● **SHORT TASK**
Transcribe the records exactly. Pictures do not belong in the transcription.

● **GIVEN RECORDS**
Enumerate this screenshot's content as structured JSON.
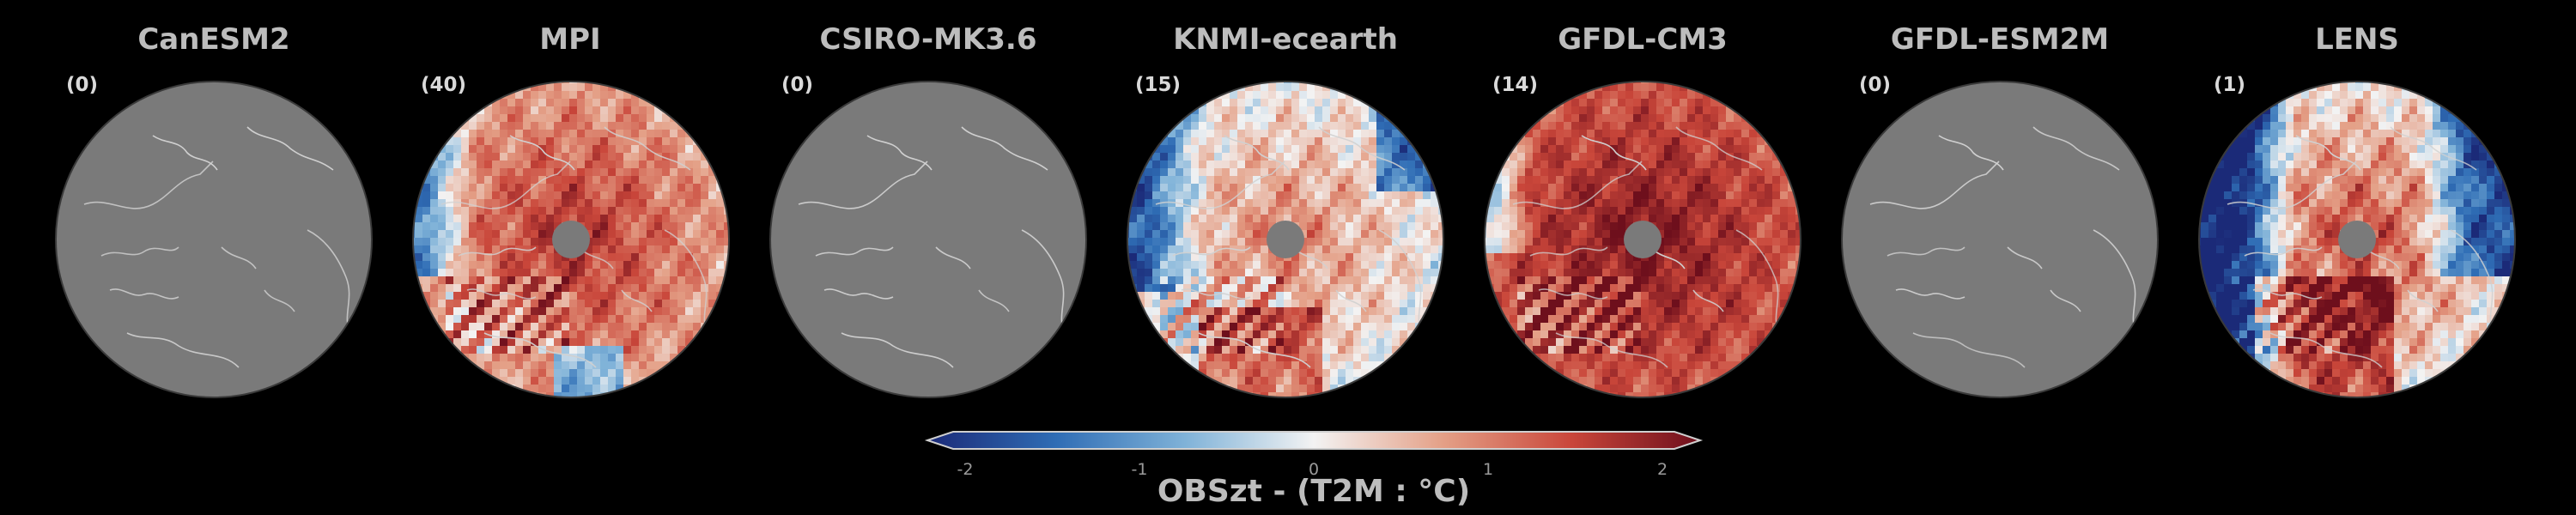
{
  "panels": [
    {
      "title": "CanESM2",
      "count": "(0)",
      "field": "none"
    },
    {
      "title": "MPI",
      "count": "(40)",
      "field": "warm_strong"
    },
    {
      "title": "CSIRO-MK3.6",
      "count": "(0)",
      "field": "none"
    },
    {
      "title": "KNMI-ecearth",
      "count": "(15)",
      "field": "mixed_cool_left"
    },
    {
      "title": "GFDL-CM3",
      "count": "(14)",
      "field": "warm_very_strong"
    },
    {
      "title": "GFDL-ESM2M",
      "count": "(0)",
      "field": "none"
    },
    {
      "title": "LENS",
      "count": "(1)",
      "field": "mixed_cool_edges"
    }
  ],
  "colorbar": {
    "label": "OBSzt - (T2M : °C)",
    "ticks": [
      "-2",
      "-1",
      "0",
      "1",
      "2"
    ],
    "min": -2,
    "max": 2,
    "colors": [
      "#1b2a78",
      "#2f6db5",
      "#7fb2d8",
      "#f3f3f3",
      "#e4a087",
      "#c9463a",
      "#6e0f1c"
    ]
  },
  "colors": {
    "background": "#000000",
    "nodata": "#7a7a7a",
    "coastline": "#d0d0d0"
  }
}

● **WRITTEN RESPONSE**
Enumerate this screenshot's content as structured JSON.
{
  "panels": [
    {
      "title": "CanESM2",
      "count": "(0)",
      "field": "none"
    },
    {
      "title": "MPI",
      "count": "(40)",
      "field": "warm_strong"
    },
    {
      "title": "CSIRO-MK3.6",
      "count": "(0)",
      "field": "none"
    },
    {
      "title": "KNMI-ecearth",
      "count": "(15)",
      "field": "mixed_cool_left"
    },
    {
      "title": "GFDL-CM3",
      "count": "(14)",
      "field": "warm_very_strong"
    },
    {
      "title": "GFDL-ESM2M",
      "count": "(0)",
      "field": "none"
    },
    {
      "title": "LENS",
      "count": "(1)",
      "field": "mixed_cool_edges"
    }
  ],
  "colorbar": {
    "label": "OBSzt - (T2M : °C)",
    "ticks": [
      "-2",
      "-1",
      "0",
      "1",
      "2"
    ],
    "min": -2,
    "max": 2,
    "colors": [
      "#1b2a78",
      "#2f6db5",
      "#7fb2d8",
      "#f3f3f3",
      "#e4a087",
      "#c9463a",
      "#6e0f1c"
    ]
  },
  "colors": {
    "background": "#000000",
    "nodata": "#7a7a7a",
    "coastline": "#d0d0d0"
  }
}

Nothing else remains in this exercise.